_AIM_
Look through the listing for the word "하락하였습니다". Copy each line that has it.

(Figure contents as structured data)
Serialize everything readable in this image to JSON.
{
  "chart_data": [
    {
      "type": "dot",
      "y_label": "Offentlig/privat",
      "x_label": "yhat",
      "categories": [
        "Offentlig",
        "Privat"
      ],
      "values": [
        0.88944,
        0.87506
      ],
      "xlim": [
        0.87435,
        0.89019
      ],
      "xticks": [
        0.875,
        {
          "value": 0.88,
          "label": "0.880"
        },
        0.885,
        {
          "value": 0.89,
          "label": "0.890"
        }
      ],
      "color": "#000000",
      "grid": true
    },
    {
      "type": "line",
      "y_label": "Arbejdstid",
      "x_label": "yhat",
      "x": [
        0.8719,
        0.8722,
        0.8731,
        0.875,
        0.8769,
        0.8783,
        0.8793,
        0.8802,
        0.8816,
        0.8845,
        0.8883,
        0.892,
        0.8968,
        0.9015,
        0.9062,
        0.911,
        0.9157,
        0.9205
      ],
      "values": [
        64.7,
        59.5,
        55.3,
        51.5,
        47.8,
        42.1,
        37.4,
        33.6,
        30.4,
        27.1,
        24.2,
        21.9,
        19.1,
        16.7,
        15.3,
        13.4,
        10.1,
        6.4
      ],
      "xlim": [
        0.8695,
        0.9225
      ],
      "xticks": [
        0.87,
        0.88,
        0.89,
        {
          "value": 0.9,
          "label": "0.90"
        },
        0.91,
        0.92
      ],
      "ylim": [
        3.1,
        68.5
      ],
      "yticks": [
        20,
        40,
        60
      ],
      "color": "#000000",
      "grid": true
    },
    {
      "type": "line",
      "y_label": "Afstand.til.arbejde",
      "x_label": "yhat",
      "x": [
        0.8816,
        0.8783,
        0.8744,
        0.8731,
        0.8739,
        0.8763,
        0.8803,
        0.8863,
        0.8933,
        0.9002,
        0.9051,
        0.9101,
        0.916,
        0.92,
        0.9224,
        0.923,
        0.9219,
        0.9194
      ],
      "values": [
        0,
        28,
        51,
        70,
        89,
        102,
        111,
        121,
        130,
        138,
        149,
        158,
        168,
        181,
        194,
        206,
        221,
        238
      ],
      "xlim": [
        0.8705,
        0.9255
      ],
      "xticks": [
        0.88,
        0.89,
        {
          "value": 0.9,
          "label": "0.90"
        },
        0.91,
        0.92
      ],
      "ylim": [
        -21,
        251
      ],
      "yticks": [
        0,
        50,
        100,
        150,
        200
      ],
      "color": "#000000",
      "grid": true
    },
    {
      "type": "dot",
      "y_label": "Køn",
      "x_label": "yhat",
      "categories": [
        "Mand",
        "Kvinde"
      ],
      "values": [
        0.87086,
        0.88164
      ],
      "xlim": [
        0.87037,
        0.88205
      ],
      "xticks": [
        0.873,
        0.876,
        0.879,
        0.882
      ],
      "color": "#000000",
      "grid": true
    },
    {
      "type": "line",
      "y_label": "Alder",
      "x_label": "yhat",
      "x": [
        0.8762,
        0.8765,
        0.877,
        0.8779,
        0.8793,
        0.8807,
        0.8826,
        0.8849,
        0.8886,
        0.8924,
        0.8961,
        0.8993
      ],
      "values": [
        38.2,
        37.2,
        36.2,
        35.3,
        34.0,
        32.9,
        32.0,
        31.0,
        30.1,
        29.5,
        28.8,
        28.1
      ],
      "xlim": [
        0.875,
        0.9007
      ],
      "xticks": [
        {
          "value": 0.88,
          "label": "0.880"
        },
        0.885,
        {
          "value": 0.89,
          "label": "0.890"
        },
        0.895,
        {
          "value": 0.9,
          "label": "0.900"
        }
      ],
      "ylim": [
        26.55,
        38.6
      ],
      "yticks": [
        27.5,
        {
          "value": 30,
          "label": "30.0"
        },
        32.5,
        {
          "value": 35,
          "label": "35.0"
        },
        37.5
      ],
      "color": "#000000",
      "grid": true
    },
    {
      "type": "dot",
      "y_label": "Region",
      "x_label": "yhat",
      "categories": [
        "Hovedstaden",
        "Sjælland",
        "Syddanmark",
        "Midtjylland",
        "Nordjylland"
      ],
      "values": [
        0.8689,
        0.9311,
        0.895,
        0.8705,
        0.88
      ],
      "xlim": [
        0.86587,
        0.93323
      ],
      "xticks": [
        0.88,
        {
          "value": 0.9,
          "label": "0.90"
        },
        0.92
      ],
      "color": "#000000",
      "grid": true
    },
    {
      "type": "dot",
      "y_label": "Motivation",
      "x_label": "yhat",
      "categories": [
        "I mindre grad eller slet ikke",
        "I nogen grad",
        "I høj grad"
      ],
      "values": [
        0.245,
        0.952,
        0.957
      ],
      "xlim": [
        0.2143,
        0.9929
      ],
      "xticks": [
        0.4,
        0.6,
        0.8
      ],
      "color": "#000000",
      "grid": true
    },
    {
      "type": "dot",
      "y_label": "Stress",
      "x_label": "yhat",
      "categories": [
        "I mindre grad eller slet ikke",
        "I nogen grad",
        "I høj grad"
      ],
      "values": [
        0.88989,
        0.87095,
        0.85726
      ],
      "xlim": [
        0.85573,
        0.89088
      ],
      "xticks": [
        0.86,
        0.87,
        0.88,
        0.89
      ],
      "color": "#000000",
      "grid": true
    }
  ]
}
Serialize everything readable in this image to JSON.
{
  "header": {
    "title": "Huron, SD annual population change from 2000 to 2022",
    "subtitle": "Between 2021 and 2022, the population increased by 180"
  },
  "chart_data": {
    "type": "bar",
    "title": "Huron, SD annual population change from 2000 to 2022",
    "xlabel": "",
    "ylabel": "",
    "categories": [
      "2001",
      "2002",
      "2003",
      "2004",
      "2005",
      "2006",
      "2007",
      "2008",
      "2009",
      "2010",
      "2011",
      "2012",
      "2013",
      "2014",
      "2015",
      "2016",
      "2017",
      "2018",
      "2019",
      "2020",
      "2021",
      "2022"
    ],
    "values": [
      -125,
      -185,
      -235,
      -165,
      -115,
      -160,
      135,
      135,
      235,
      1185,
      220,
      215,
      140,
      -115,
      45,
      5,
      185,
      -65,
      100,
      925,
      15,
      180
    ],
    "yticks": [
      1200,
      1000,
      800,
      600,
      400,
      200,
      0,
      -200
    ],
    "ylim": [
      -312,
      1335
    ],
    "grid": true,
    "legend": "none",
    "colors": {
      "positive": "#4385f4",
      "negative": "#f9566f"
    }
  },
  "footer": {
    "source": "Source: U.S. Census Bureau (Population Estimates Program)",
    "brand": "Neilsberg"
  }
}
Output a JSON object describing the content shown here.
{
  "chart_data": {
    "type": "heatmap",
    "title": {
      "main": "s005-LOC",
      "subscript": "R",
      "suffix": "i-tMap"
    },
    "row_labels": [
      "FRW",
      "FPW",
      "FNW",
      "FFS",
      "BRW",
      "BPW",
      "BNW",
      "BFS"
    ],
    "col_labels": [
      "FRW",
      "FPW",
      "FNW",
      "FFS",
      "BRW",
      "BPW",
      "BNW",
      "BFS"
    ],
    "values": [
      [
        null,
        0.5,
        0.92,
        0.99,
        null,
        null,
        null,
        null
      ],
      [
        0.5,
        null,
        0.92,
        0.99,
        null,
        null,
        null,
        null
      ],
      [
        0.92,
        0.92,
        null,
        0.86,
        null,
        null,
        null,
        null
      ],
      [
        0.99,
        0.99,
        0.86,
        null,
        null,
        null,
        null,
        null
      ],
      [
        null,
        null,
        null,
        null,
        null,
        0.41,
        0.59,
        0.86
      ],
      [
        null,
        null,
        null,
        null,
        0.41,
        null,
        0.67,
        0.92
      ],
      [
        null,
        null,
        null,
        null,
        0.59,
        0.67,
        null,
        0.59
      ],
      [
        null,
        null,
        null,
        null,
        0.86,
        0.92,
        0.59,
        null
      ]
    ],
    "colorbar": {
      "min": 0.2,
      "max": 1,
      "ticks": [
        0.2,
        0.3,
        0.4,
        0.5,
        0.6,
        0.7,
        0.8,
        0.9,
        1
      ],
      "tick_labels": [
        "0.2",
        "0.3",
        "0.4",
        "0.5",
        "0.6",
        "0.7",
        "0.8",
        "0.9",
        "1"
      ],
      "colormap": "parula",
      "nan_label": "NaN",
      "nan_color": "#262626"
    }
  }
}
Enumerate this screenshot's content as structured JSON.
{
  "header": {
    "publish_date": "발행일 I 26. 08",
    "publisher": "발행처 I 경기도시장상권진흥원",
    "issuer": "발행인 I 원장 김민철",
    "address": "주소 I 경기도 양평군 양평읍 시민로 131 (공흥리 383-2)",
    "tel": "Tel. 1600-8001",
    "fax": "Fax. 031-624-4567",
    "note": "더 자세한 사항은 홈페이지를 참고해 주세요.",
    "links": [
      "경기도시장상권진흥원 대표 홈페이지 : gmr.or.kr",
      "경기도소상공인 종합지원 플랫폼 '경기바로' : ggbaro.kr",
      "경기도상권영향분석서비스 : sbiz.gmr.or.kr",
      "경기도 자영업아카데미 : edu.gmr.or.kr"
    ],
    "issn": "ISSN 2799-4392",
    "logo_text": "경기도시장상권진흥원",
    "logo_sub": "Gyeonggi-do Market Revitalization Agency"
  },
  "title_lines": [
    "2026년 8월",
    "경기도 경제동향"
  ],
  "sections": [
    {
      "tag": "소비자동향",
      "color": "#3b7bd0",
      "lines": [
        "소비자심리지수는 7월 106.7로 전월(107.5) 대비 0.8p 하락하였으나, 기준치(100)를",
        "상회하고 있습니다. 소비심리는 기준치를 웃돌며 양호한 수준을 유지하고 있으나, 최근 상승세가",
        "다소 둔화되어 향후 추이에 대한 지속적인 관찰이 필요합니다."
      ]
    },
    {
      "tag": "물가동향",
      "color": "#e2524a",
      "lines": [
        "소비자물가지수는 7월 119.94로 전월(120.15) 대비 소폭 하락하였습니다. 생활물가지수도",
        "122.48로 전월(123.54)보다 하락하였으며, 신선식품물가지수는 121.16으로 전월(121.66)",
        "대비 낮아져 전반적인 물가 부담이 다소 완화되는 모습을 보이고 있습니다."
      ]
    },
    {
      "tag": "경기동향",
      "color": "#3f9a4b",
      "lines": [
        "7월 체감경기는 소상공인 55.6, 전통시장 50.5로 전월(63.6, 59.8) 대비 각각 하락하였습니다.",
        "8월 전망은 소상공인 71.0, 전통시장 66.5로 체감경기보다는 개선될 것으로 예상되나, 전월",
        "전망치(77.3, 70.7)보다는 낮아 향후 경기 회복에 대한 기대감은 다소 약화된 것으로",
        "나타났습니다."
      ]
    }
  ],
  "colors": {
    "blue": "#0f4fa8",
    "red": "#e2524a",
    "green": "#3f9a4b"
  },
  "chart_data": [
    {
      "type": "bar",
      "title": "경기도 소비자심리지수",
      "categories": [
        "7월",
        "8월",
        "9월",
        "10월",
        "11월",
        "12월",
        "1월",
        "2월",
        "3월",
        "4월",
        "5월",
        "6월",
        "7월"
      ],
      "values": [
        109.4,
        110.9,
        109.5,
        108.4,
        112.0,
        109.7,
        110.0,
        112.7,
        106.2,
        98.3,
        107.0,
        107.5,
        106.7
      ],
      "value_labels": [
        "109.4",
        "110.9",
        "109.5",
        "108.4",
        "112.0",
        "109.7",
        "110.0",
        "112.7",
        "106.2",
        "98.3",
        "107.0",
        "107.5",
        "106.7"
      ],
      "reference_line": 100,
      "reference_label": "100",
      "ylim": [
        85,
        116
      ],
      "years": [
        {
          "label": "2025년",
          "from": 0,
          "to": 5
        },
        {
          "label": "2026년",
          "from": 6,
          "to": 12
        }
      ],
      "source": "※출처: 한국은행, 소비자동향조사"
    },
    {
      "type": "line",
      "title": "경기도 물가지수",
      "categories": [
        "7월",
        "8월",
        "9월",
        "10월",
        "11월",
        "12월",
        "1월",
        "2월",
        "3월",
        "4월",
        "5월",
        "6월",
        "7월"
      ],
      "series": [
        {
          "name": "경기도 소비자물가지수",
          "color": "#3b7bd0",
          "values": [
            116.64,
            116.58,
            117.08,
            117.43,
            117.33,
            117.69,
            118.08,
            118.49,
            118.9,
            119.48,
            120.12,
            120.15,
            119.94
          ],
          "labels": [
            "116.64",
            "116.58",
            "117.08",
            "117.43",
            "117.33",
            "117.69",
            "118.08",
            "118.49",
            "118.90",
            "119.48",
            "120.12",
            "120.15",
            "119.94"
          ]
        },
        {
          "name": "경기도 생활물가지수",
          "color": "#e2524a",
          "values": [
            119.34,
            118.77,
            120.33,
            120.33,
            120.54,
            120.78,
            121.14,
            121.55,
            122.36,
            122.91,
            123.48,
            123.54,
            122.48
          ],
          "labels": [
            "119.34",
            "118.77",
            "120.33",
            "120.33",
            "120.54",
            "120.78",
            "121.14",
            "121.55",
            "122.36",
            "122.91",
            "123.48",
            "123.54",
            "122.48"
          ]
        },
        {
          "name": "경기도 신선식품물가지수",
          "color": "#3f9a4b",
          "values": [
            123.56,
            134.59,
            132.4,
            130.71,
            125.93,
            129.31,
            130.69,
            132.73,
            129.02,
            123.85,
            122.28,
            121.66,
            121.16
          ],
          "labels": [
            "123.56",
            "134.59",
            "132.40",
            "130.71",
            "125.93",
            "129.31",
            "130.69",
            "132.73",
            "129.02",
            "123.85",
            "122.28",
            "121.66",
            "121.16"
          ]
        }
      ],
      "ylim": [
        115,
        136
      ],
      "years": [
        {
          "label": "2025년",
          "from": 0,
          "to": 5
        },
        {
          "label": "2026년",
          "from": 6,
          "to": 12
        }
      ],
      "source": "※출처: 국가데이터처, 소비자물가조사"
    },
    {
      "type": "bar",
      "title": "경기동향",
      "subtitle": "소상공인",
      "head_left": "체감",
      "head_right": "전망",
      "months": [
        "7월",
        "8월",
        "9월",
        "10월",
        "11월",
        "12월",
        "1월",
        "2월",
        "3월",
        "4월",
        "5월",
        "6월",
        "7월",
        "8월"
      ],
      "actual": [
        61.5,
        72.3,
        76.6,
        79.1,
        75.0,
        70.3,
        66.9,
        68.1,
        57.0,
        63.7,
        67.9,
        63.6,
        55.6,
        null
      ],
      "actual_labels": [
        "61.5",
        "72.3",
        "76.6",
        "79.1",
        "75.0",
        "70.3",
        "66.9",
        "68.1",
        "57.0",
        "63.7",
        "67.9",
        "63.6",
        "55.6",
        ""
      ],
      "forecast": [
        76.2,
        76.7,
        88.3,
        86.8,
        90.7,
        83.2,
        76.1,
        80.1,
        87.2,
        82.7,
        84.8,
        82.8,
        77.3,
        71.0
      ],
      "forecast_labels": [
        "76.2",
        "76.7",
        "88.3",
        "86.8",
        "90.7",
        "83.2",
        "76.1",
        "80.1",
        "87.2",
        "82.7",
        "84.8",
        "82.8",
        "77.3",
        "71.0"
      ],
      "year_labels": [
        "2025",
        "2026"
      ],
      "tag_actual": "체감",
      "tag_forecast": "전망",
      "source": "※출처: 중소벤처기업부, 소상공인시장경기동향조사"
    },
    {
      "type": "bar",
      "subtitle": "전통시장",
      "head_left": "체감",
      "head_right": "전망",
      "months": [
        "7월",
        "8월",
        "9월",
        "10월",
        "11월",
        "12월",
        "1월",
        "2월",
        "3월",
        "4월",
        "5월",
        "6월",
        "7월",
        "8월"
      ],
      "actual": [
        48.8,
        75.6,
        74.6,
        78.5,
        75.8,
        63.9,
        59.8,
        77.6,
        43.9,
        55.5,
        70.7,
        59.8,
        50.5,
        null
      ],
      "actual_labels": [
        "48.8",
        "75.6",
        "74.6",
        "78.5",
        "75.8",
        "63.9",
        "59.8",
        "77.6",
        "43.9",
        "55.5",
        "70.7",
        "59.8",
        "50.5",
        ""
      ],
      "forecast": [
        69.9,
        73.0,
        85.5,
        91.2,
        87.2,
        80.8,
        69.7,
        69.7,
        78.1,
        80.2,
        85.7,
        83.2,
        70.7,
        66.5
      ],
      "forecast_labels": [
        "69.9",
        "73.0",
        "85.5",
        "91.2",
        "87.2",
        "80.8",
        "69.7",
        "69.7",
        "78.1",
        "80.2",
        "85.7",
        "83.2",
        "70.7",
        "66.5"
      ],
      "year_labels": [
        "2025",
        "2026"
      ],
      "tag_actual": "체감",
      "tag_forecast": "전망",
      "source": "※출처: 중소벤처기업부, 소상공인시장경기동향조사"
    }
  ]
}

_OUTPUT OF THE EXERCISE_
        "소비자물가지수는 7월 119.94로 전월(120.15) 대비 소폭 하락하였습니다. 생활물가지수도",
        "7월 체감경기는 소상공인 55.6, 전통시장 50.5로 전월(63.6, 59.8) 대비 각각 하락하였습니다.",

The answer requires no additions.